* [AIM]
Single out the lines that include the word "cost". Copy them.
* start RECORDS SHOWN *
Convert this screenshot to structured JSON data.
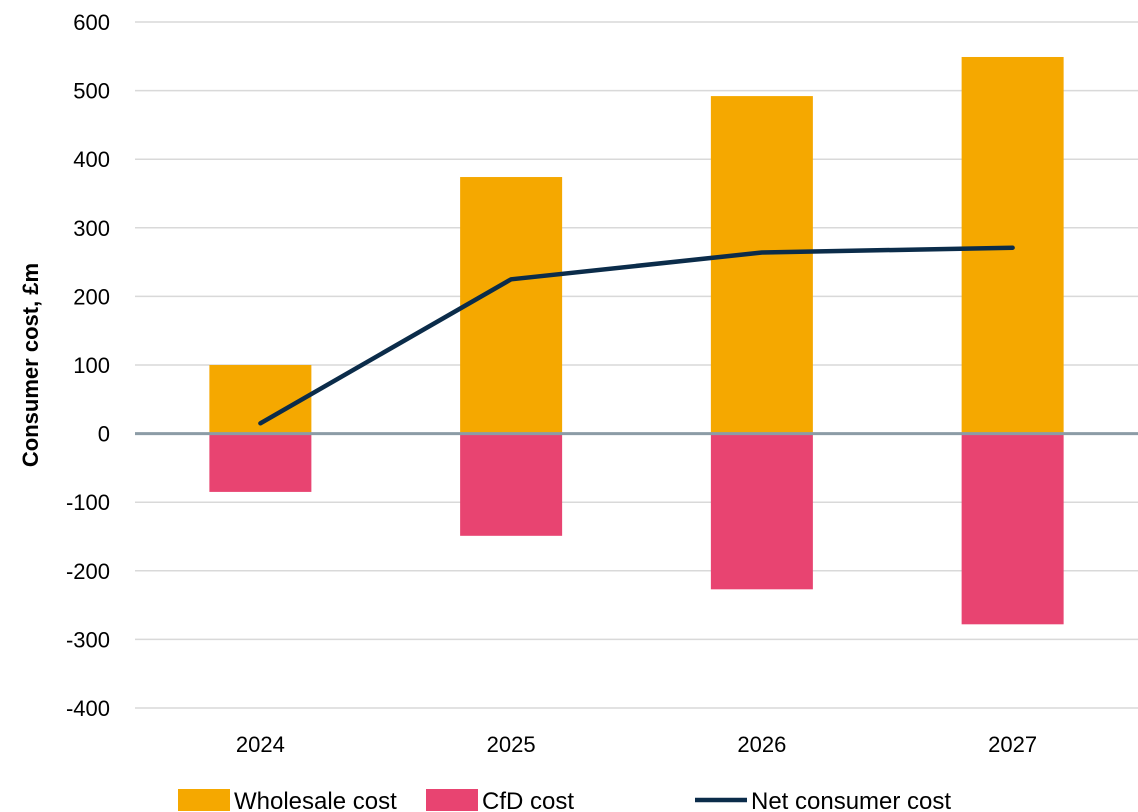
{
  "chart_data": {
    "type": "bar",
    "stacked": true,
    "categories": [
      "2024",
      "2025",
      "2026",
      "2027"
    ],
    "series": [
      {
        "name": "Wholesale cost",
        "kind": "bar",
        "color": "#F5A800",
        "values": [
          100,
          374,
          492,
          549
        ]
      },
      {
        "name": "CfD cost",
        "kind": "bar",
        "color": "#E84471",
        "values": [
          -85,
          -149,
          -227,
          -278
        ]
      },
      {
        "name": "Net consumer cost",
        "kind": "line",
        "color": "#0B2C4A",
        "values": [
          15,
          225,
          264,
          271
        ]
      }
    ],
    "title": "",
    "xlabel": "",
    "ylabel": "Consumer cost, £m",
    "ylim": [
      -400,
      600
    ],
    "yticks": [
      600,
      500,
      400,
      300,
      200,
      100,
      0,
      -100,
      -200,
      -300,
      -400
    ],
    "grid": true,
    "legend_position": "bottom",
    "colors": {
      "grid": "#D9D9D9",
      "zero_line": "#8C9CA6"
    }
  }
}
* end RECORDS SHOWN *
* [EXPECTED OUTPUT]
        "name": "Wholesale cost",
        "name": "CfD cost",
        "name": "Net consumer cost",
    "ylabel": "Consumer cost, £m",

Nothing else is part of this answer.